What to do:
The passage on stock buybacks names the ways companies can use their profits. List every one of them.

Document extract:
Before we dive into the investment case for international buybacks, we provide some details into the nature of stock buybacks and announcements from major governments.

Stock buybacks, also commonly called share repurchases, refer to companies buying back a portion of their own shares. Typically, when companies make a profit, they have four ways of utilizing their profits, including issuing dividends, retiring outstanding debt, reinvesting profits, and buying back shares3. Buybacks reduce shares outstanding, and in turn, increase their earnings per share. Companies return excess cash to shareholders who have taken the risk of providing capital to the firm. To this end, buybacks offer an appealing option to companies to deploy excess cash when there are not enough growth opportunities or investment alternatives internally. Additionally, they help in consolidating ownership and provide a means of simplifying corporate governance4.

As companies across the world deploy share buybacks at a faster clip, they have come under more scrutiny by governments and the media. We are seeing the emergence of guidelines for the optimal implementation of buybacks. Major governments including that of the U.S., U.K. and Canada have imposed or are considering taxes on buybacks to encourage companies to reinvest in their workers and businesses. For example, in 2022, the U.S. Congress passed the Inflation Reduction Act, which included a provision for publicly traded companies to pay a 1% excise tax on stock buybacks. In 2023, President Biden proposed to increase the buyback tax to 4%, which would further reduce the tax advantages of buybacks over dividends - but no further action was taken. Canada followed suit with a new proposed share buyback tax of 2% that was introduced in the Federal Budget in 2023. A buyback tax in the U.K. is being considered, with a study conducted by leading think tanks suggesting that a windfall tax on buybacks will help in raising tax revenue and advancing economic justice goals. Such measures indicate that governments are encouraging companies to consider alternative strategies for distributing their profits, which may result in a change in the pace of buyback activity.

Dataset extract:
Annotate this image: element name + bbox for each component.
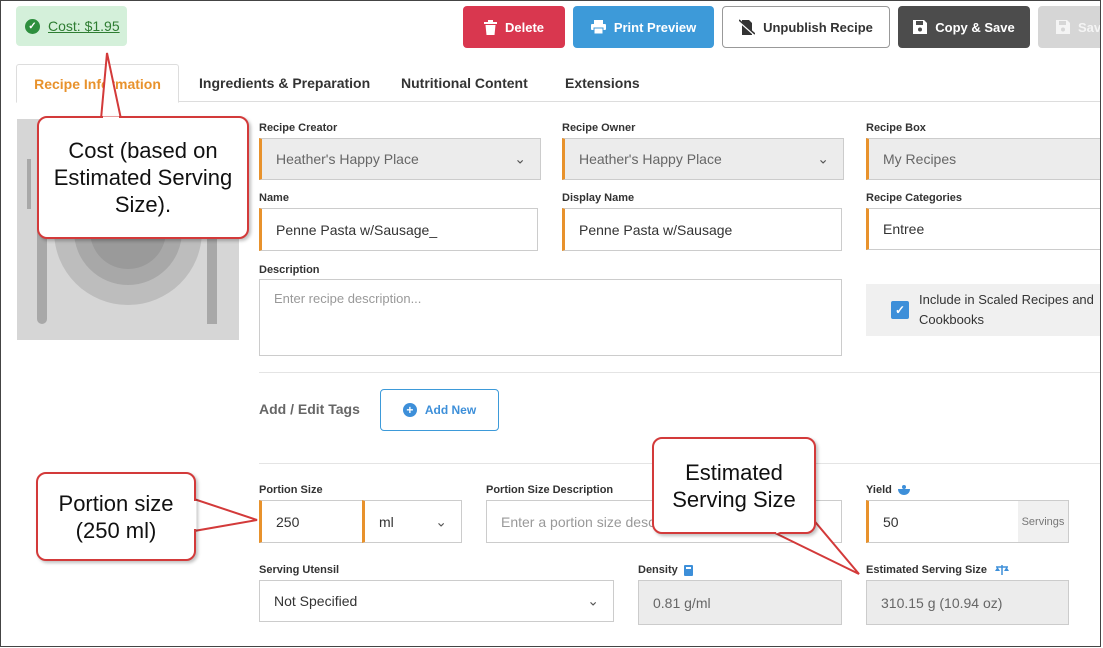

Finished answer:
- Issuing dividends
- Retiring outstanding debt
- Reinvesting profits
- Buying back shares